Extracted data entries
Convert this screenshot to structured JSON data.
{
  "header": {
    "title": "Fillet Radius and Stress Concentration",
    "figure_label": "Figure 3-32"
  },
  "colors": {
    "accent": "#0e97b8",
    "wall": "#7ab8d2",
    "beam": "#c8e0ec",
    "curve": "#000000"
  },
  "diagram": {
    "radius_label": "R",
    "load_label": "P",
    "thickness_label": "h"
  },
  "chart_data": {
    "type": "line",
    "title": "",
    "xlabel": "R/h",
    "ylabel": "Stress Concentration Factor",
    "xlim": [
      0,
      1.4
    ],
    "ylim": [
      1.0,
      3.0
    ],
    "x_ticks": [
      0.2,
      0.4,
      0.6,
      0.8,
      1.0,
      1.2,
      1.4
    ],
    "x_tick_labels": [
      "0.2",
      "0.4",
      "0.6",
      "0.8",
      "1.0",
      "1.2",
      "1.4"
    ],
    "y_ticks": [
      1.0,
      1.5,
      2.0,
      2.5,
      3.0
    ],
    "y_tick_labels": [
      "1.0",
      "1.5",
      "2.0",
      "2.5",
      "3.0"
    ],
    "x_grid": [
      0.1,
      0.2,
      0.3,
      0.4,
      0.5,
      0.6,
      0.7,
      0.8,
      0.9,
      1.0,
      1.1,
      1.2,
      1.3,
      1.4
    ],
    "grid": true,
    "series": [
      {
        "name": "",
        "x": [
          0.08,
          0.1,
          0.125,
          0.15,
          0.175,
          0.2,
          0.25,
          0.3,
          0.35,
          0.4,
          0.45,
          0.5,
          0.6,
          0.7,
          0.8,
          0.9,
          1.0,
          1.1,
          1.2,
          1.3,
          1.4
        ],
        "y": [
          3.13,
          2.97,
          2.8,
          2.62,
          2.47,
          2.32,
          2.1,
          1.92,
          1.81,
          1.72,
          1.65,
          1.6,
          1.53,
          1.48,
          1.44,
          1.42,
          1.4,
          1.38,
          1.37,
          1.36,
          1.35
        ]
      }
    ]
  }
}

* * *

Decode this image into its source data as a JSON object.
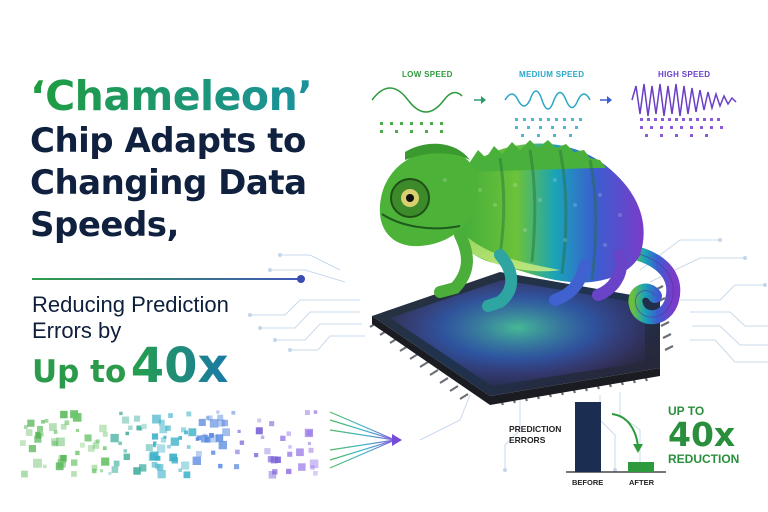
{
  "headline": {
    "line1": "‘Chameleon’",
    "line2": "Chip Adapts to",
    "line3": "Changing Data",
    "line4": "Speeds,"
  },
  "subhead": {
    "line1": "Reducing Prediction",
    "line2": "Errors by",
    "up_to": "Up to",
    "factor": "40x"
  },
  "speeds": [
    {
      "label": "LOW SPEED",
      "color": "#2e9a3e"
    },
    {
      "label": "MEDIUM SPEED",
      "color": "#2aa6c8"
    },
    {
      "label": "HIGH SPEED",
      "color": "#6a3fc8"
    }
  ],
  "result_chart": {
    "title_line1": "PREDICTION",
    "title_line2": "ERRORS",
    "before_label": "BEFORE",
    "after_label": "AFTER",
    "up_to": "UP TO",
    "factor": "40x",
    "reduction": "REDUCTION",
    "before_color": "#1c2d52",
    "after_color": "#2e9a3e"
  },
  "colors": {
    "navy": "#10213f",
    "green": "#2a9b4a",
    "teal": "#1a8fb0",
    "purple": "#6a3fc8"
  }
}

Your instructions
Which lines of the data include "JSON"? Copy each of them.

Response to this exercise
Convert this screenshot to structured JSON data.
Decode this image into its source data as a JSON object.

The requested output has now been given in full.